Start of Information shown

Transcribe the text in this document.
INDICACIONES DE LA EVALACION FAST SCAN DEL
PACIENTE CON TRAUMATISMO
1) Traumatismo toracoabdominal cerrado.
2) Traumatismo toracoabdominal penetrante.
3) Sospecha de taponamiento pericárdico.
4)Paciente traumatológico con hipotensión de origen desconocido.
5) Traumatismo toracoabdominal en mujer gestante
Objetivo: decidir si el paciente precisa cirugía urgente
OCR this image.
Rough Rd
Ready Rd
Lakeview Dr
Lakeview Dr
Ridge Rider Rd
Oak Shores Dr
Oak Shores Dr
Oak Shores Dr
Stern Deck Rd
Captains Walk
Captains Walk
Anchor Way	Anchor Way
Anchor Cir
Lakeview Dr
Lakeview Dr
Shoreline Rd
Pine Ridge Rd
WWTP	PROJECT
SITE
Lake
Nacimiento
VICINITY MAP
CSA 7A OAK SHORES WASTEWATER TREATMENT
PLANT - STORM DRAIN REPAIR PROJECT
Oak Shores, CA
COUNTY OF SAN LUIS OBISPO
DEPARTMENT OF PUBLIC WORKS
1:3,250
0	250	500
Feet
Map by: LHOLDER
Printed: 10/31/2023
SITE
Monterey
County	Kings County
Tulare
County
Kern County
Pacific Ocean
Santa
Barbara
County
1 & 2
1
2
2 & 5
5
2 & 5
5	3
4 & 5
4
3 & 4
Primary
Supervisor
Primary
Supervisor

End of Information shown

**Stated task**
Scan the material and collect every line that contains "PROJECT".

**Written solution**
WWTP	PROJECT
PLANT - STORM DRAIN REPAIR PROJECT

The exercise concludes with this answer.